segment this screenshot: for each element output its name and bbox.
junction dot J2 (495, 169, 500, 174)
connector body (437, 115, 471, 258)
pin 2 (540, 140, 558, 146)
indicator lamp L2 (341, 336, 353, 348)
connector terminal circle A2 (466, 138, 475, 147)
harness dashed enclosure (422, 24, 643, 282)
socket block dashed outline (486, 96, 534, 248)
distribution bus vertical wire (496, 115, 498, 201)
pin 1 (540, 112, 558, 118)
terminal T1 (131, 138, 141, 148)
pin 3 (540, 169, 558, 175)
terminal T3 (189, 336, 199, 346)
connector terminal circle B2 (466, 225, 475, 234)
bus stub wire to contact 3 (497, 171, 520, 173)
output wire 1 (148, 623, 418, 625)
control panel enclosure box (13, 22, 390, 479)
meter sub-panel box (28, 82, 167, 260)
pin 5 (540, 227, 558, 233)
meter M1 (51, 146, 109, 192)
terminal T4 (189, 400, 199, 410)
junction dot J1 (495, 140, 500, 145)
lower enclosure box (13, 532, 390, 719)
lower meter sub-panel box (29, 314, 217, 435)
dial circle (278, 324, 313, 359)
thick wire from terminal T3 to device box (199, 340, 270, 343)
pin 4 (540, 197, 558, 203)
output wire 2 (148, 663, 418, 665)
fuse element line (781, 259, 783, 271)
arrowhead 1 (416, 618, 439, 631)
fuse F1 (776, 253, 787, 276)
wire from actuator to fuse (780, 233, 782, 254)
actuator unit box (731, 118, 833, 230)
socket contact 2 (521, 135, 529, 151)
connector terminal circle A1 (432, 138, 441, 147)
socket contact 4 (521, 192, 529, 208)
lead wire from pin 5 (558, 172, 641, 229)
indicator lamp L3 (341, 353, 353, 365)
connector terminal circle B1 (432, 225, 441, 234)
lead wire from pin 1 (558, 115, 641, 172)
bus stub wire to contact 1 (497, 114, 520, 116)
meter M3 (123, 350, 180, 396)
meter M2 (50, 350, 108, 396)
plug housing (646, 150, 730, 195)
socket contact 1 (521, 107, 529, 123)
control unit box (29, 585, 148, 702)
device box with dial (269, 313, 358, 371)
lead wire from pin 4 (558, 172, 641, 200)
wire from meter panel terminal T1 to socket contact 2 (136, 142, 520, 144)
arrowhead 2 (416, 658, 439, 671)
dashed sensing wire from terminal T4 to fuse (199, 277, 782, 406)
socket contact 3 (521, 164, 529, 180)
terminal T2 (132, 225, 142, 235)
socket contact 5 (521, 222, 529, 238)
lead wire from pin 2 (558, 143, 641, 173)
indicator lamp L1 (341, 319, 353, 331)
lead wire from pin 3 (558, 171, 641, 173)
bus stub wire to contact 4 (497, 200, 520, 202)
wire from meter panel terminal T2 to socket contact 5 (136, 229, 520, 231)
==
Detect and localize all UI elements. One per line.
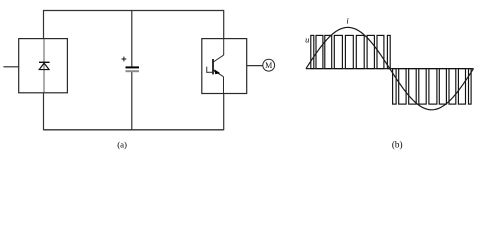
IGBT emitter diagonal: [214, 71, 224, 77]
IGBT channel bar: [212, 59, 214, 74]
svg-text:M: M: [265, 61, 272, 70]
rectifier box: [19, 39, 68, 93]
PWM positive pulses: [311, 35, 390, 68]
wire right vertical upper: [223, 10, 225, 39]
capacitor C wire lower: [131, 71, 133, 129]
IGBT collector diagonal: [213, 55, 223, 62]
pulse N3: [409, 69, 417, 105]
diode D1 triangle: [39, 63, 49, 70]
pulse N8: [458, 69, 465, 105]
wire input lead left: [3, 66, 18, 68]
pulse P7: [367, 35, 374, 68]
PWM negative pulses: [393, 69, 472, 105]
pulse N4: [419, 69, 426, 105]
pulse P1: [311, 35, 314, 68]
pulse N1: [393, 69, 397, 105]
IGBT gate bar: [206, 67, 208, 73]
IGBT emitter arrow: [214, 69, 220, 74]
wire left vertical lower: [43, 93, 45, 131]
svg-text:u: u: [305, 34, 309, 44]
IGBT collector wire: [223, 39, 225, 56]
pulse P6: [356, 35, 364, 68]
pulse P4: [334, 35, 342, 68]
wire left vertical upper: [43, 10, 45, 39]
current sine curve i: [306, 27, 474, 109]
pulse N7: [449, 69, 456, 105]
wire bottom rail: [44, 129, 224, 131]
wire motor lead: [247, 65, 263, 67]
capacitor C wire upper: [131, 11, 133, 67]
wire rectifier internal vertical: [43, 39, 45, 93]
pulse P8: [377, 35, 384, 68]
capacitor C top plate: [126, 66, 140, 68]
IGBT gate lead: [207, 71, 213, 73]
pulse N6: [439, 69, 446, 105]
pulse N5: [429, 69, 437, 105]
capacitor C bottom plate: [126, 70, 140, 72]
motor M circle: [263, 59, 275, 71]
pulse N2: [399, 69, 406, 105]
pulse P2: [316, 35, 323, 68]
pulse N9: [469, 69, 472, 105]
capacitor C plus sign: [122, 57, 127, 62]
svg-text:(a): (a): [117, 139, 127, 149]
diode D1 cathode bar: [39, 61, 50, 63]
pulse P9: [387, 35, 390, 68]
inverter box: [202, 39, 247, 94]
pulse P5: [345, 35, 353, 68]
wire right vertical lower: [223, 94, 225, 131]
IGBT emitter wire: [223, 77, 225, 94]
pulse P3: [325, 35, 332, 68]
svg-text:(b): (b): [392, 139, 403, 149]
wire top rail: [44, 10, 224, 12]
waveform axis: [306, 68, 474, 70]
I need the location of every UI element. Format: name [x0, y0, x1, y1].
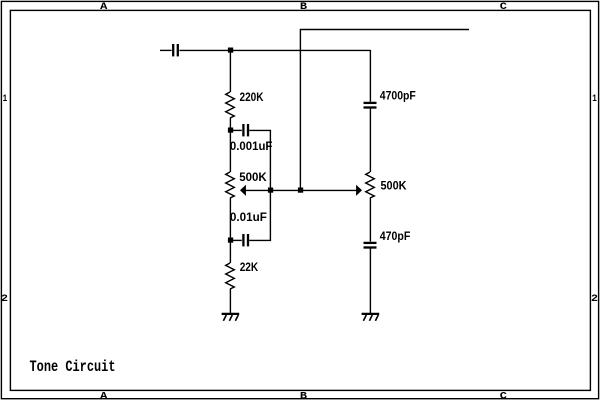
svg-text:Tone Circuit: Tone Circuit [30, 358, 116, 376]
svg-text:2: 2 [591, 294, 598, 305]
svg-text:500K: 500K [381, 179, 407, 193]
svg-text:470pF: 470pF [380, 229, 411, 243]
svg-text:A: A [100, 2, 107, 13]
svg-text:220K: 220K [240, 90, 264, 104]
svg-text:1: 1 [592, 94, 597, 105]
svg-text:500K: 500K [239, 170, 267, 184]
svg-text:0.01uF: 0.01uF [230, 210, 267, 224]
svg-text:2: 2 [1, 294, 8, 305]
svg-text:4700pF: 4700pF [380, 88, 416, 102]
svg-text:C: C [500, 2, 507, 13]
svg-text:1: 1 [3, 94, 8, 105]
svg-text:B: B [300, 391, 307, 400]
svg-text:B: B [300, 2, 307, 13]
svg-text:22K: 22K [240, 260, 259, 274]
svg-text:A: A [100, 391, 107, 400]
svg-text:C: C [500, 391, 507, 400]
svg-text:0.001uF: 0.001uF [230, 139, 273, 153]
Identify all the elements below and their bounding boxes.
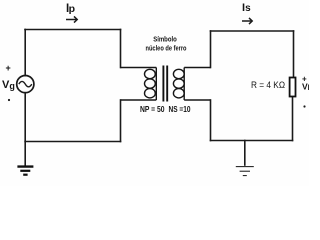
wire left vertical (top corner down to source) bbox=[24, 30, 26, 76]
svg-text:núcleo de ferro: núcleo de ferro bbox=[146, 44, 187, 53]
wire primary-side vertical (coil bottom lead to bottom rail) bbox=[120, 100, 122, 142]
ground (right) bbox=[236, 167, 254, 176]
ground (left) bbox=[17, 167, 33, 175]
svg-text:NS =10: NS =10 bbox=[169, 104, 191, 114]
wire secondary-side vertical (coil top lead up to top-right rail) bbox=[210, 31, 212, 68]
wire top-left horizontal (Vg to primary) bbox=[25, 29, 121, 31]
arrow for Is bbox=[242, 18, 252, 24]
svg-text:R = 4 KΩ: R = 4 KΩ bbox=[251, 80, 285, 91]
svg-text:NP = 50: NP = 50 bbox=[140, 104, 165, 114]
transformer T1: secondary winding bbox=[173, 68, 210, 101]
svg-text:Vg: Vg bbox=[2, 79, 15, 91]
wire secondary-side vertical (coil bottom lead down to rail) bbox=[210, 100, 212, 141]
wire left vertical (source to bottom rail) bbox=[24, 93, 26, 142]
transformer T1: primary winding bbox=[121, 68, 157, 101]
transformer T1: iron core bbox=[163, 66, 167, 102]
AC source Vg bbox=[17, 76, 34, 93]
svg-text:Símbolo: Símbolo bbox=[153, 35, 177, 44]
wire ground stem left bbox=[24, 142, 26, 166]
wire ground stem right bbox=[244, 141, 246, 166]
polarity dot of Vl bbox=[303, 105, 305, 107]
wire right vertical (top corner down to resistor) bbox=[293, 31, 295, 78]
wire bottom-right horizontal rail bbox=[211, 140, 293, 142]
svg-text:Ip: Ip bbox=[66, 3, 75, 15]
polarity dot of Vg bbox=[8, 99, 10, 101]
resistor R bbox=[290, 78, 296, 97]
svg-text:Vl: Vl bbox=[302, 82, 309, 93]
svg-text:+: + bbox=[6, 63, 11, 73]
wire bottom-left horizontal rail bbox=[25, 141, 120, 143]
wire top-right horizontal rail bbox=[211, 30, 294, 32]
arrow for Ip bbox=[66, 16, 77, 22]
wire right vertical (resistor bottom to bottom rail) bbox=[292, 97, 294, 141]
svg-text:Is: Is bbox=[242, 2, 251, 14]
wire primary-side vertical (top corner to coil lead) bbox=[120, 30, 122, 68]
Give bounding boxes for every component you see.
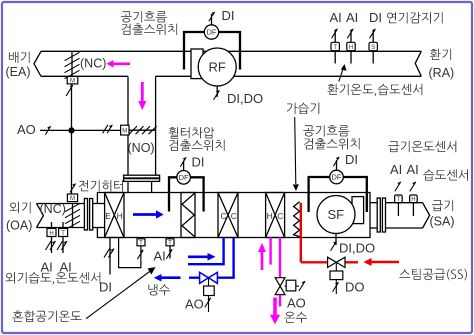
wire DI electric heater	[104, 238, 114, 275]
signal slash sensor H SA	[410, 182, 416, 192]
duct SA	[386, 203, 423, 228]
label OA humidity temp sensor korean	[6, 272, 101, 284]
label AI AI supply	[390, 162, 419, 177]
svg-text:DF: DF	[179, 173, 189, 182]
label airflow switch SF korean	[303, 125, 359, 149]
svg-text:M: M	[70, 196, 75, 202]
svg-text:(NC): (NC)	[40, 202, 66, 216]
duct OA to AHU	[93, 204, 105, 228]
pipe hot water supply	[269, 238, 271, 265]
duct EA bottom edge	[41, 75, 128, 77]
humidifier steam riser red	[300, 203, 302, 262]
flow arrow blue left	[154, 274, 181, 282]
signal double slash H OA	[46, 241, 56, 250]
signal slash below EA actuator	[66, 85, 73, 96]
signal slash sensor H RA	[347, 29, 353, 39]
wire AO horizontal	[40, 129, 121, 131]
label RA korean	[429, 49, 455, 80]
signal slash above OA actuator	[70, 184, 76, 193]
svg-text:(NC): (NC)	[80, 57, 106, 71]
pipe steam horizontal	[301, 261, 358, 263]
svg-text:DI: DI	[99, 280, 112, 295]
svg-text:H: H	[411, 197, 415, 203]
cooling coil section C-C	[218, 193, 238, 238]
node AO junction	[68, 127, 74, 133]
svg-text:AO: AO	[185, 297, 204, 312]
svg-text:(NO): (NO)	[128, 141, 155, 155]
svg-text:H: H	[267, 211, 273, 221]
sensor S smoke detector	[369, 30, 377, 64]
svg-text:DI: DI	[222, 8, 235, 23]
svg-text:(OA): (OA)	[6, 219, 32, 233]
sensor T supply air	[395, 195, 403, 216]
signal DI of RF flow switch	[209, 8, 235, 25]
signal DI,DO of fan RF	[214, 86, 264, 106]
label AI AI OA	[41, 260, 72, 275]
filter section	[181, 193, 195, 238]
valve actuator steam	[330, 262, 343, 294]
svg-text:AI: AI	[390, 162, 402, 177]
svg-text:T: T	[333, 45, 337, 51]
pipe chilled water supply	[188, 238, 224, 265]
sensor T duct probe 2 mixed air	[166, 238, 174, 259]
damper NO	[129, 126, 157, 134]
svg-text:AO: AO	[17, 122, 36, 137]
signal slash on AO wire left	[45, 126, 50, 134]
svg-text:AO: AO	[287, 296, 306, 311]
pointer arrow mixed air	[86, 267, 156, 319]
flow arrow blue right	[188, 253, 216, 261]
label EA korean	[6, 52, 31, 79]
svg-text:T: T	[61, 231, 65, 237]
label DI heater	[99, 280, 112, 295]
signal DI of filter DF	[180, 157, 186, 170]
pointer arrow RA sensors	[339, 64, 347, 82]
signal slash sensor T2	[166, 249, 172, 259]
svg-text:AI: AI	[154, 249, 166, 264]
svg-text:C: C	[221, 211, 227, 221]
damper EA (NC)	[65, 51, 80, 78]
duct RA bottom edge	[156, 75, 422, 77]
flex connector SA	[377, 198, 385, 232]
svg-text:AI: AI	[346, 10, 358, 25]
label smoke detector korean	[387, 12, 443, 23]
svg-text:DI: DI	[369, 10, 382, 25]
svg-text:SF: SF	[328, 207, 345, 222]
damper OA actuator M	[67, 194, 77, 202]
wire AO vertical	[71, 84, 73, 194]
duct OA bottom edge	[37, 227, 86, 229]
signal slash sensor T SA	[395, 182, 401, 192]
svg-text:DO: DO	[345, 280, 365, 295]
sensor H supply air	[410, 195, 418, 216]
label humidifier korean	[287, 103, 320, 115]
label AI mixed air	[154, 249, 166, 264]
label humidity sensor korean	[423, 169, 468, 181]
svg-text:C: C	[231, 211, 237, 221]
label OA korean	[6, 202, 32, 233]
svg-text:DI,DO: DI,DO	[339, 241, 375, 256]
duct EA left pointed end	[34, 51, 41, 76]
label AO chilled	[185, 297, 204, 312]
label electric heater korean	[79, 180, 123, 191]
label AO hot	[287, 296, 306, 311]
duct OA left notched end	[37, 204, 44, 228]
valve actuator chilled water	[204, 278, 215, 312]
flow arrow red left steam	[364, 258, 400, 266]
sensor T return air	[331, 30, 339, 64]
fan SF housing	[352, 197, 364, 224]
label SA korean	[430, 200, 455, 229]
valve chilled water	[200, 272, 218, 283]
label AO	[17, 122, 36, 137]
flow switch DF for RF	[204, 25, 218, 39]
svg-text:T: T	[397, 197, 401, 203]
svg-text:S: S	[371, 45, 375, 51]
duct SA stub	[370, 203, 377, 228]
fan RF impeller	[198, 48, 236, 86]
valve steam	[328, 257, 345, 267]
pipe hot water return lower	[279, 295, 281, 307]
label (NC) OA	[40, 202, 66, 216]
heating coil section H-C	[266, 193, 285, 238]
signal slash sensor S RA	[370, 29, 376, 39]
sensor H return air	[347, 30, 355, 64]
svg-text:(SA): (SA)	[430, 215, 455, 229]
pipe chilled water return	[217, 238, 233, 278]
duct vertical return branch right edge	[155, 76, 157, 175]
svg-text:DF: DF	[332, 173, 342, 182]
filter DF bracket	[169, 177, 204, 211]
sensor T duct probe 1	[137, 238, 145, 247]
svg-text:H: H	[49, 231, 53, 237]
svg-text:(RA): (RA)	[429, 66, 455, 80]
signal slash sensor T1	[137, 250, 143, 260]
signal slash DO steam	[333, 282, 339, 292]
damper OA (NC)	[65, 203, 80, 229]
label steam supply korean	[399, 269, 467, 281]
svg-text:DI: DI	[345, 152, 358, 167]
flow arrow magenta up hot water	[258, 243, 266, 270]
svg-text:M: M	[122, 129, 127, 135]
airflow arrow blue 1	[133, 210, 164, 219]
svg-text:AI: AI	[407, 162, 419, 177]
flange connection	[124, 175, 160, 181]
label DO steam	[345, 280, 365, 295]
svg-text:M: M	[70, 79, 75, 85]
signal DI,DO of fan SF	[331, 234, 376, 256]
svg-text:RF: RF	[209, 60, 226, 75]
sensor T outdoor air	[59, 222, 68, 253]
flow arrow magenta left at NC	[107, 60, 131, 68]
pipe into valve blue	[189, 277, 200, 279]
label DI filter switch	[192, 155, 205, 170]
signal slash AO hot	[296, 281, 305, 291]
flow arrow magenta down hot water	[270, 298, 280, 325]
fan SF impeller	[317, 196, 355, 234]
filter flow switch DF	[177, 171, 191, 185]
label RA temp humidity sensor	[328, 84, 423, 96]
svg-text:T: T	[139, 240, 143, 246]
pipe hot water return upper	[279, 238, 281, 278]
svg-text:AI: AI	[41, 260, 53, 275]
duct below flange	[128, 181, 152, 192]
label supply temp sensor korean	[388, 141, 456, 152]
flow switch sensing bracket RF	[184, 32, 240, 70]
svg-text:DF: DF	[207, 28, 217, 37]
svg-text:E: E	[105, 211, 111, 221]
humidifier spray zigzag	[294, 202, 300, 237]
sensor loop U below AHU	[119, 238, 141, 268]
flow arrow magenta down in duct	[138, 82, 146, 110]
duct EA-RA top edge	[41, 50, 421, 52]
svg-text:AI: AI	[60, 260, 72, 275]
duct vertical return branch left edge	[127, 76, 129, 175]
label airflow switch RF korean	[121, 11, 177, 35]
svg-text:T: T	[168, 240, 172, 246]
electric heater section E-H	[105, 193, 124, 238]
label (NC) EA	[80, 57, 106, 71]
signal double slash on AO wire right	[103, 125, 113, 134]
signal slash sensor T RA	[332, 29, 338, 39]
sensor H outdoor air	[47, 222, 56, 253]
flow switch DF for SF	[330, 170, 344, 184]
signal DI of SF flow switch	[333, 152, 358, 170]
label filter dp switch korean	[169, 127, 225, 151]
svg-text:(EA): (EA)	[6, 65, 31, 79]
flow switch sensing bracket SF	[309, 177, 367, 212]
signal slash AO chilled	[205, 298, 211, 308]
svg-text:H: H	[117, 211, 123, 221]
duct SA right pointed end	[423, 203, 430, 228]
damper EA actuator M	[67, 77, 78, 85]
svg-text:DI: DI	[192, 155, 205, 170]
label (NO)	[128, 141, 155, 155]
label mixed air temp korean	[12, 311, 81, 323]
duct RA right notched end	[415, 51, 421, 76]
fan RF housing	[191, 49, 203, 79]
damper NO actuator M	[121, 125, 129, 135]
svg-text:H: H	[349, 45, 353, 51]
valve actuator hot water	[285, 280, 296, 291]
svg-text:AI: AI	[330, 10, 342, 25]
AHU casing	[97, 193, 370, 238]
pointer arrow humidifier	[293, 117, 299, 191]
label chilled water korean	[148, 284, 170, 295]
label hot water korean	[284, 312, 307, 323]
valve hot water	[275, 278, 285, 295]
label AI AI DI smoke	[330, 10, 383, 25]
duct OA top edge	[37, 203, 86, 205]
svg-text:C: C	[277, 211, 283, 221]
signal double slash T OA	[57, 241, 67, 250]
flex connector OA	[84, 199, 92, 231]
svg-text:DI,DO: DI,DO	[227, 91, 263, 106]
* * *
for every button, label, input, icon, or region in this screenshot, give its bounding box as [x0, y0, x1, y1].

WHAT YOU WILL DO:
Copy out word for word the items from the line containing "Give bounding boxes" through the line containing "signal DI of RF", including both of those lines. Leave the pictures out.

SOLUTION TO THE EXERCISE:
Give bounding boxes for every component you see.
wire DI electric heater	[104, 238, 114, 275]
signal slash sensor H SA	[410, 182, 416, 192]
duct SA	[386, 203, 423, 228]
label OA humidity temp sensor korean	[6, 272, 101, 284]
label AI AI supply	[390, 162, 419, 177]
svg-text:DF: DF	[179, 173, 189, 182]
label airflow switch SF korean	[303, 125, 359, 149]
svg-text:M: M	[70, 196, 75, 202]
svg-text:(NC): (NC)	[40, 202, 66, 216]
duct OA to AHU	[93, 204, 105, 228]
pipe hot water supply	[269, 238, 271, 265]
duct EA bottom edge	[41, 75, 128, 77]
humidifier steam riser red	[300, 203, 302, 262]
flow arrow blue left	[154, 274, 181, 282]
signal double slash H OA	[46, 241, 56, 250]
signal slash below EA actuator	[66, 85, 73, 96]
signal slash sensor H RA	[347, 29, 353, 39]
wire AO horizontal	[40, 129, 121, 131]
label RA korean	[429, 49, 455, 80]
signal slash above OA actuator	[70, 184, 76, 193]
svg-text:(NC): (NC)	[80, 57, 106, 71]
pipe steam horizontal	[301, 261, 358, 263]
svg-text:DI: DI	[99, 280, 112, 295]
svg-text:H: H	[411, 197, 415, 203]
cooling coil section C-C	[218, 193, 238, 238]
node AO junction	[68, 127, 74, 133]
svg-text:AO: AO	[185, 297, 204, 312]
svg-text:(NO): (NO)	[128, 141, 155, 155]
svg-text:H: H	[267, 211, 273, 221]
sensor S smoke detector	[369, 30, 377, 64]
svg-text:DI: DI	[222, 8, 235, 23]
svg-text:(OA): (OA)	[6, 219, 32, 233]
sensor T supply air	[395, 195, 403, 216]
signal DI of RF flow switch	[209, 8, 235, 25]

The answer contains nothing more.